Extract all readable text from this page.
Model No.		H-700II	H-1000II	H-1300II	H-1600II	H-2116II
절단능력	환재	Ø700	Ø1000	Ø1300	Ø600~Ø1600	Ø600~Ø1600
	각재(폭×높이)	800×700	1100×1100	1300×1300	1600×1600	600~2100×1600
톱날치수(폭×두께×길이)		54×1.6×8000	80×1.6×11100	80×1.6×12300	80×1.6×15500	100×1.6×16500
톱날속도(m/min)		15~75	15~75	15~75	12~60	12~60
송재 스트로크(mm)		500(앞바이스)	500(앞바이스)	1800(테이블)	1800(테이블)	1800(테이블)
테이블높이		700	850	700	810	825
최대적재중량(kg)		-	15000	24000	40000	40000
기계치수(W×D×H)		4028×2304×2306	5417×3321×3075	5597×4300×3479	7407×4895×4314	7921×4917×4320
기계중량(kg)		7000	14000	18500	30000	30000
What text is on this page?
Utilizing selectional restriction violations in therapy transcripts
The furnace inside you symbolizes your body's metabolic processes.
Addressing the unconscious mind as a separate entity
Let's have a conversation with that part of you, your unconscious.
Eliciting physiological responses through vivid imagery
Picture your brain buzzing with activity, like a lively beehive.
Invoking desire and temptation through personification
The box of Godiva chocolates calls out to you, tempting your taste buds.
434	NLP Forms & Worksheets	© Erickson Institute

______

• [What to work on]: Copy each line of the data exactly, leaving nothing out.

• [Worked solution]:
Extract all readable text from this page.
Model No.		H-700II	H-1000II	H-1300II	H-1600II	H-2116II
절단능력	환재	Ø700	Ø1000	Ø1300	Ø600~Ø1600	Ø600~Ø1600
	각재(폭×높이)	800×700	1100×1100	1300×1300	1600×1600	600~2100×1600
톱날치수(폭×두께×길이)		54×1.6×8000	80×1.6×11100	80×1.6×12300	80×1.6×15500	100×1.6×16500
톱날속도(m/min)		15~75	15~75	15~75	12~60	12~60
송재 스트로크(mm)		500(앞바이스)	500(앞바이스)	1800(테이블)	1800(테이블)	1800(테이블)
테이블높이		700	850	700	810	825
최대적재중량(kg)		-	15000	24000	40000	40000
기계치수(W×D×H)		4028×2304×2306	5417×3321×3075	5597×4300×3479	7407×4895×4314	7921×4917×4320
기계중량(kg)		7000	14000	18500	30000	30000
What text is on this page?
Utilizing selectional restriction violations in therapy transcripts
The furnace inside you symbolizes your body's metabolic processes.
Addressing the unconscious mind as a separate entity
Let's have a conversation with that part of you, your unconscious.
Eliciting physiological responses through vivid imagery
Picture your brain buzzing with activity, like a lively beehive.
Invoking desire and temptation through personification
The box of Godiva chocolates calls out to you, tempting your taste buds.
434	NLP Forms & Worksheets	© Erickson Institute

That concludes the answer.